-- start Material provided --

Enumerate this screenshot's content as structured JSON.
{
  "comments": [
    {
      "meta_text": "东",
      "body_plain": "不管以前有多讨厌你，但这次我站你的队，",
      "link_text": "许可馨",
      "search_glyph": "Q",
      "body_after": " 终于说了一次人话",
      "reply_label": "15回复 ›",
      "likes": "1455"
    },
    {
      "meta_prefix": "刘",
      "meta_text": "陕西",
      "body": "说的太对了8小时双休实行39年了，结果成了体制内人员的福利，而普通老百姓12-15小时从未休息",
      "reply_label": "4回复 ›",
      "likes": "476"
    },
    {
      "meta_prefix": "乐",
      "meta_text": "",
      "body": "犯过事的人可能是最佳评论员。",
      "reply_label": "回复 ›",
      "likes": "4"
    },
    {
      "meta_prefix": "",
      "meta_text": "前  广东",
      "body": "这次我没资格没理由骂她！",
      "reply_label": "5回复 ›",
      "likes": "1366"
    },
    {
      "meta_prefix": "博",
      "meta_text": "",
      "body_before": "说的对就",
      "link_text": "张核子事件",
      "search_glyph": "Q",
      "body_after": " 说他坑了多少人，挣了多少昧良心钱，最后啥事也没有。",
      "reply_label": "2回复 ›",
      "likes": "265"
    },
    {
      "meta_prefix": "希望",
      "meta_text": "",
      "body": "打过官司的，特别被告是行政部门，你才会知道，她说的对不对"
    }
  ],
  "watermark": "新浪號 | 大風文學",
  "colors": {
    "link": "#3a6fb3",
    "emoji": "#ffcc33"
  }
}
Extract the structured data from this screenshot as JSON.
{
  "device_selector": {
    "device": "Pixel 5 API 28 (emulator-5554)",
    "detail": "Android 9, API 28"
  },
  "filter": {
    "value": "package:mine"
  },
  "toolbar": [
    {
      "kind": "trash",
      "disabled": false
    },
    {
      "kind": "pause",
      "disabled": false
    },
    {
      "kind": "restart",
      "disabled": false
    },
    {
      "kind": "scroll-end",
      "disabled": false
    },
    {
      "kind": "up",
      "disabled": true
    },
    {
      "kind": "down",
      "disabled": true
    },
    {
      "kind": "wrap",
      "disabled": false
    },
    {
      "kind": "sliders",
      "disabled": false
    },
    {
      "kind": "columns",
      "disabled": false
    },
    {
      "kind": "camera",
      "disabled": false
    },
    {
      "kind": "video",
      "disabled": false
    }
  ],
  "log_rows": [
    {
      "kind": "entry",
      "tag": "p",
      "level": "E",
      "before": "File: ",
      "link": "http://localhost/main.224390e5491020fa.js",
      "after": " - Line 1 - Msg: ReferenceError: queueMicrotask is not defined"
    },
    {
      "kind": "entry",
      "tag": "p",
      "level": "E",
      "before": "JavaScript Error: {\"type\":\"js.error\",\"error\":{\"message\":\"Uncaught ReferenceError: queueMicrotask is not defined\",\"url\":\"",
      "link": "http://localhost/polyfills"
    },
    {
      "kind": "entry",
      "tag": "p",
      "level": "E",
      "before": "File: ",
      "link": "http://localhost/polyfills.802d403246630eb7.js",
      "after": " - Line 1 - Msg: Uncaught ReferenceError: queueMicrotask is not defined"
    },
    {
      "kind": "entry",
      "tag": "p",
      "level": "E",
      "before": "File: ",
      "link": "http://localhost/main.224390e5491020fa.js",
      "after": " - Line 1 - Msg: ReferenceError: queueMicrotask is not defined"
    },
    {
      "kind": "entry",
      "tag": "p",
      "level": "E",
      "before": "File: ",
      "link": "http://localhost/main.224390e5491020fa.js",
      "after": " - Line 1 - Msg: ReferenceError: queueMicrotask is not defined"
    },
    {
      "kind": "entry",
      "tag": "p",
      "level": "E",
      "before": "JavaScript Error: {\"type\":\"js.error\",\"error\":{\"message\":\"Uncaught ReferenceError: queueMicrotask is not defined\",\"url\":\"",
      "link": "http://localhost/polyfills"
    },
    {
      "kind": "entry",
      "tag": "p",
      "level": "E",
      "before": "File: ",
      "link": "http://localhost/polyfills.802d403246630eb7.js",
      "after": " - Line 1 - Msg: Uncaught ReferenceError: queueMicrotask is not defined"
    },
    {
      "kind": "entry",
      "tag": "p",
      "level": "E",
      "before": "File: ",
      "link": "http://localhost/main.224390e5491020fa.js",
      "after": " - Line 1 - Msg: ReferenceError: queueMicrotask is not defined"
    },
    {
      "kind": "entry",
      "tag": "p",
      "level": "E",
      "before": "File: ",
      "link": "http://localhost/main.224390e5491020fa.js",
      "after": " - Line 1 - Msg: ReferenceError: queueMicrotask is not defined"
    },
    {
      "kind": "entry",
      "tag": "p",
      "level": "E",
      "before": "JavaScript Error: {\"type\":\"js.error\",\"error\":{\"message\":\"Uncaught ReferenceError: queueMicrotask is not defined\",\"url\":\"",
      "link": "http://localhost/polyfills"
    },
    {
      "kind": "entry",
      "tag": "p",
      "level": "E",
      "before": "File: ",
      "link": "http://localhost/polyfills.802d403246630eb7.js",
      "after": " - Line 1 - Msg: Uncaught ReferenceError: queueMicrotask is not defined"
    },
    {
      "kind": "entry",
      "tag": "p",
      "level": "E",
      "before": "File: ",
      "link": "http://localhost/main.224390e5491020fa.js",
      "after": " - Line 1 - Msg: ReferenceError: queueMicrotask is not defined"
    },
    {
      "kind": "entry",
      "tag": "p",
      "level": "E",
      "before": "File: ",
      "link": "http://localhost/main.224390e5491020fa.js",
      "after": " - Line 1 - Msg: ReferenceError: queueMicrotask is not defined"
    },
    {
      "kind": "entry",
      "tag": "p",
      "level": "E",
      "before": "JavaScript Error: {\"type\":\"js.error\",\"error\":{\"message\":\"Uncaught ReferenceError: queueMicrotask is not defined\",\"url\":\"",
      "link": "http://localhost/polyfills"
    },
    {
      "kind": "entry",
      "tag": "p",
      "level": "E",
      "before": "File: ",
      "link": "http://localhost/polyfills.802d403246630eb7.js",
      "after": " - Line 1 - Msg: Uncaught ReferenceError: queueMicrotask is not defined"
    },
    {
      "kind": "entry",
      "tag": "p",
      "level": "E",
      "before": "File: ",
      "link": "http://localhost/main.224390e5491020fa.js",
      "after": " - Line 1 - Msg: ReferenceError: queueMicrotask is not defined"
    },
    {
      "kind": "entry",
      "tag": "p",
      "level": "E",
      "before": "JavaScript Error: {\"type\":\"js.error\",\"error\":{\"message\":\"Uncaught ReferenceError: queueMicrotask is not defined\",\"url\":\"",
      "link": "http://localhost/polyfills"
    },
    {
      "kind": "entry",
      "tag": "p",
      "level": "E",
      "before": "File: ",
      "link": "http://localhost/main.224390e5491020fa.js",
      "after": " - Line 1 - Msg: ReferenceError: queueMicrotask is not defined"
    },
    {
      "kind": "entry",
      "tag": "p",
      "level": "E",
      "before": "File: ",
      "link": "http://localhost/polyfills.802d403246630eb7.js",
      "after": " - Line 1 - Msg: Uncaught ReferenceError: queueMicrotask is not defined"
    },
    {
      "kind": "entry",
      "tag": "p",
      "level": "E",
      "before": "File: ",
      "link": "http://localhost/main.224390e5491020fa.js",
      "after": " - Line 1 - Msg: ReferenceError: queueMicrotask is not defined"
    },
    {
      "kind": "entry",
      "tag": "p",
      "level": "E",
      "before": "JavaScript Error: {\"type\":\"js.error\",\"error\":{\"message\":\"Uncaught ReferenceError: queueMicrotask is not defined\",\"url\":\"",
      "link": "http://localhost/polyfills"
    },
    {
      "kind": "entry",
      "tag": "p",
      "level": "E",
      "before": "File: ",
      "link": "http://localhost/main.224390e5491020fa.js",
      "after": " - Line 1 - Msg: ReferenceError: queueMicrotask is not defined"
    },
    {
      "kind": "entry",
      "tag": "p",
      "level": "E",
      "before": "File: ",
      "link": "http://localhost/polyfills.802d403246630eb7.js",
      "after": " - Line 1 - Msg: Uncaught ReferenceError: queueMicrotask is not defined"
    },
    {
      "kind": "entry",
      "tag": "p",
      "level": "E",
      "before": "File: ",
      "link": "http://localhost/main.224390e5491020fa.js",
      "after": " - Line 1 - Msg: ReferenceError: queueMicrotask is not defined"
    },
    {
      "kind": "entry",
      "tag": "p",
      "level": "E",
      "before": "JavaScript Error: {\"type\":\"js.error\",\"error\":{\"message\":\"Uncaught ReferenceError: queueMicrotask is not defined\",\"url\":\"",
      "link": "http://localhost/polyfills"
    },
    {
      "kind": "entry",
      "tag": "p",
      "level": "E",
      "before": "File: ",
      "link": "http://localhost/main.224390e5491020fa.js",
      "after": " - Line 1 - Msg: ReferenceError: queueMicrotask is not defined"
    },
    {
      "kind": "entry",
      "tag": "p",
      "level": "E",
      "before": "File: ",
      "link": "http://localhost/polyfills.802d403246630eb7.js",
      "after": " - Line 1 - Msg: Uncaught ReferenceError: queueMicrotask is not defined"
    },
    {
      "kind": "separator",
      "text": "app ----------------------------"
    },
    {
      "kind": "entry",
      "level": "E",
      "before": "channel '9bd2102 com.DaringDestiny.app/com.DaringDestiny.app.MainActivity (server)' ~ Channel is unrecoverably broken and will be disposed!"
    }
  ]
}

-- end Material provided --

### Problem to solve
Copy out every line in the listing where the word "JSON" appears.

### Solution to this task
Enumerate this screenshot's content as structured JSON.
Extract the structured data from this screenshot as JSON.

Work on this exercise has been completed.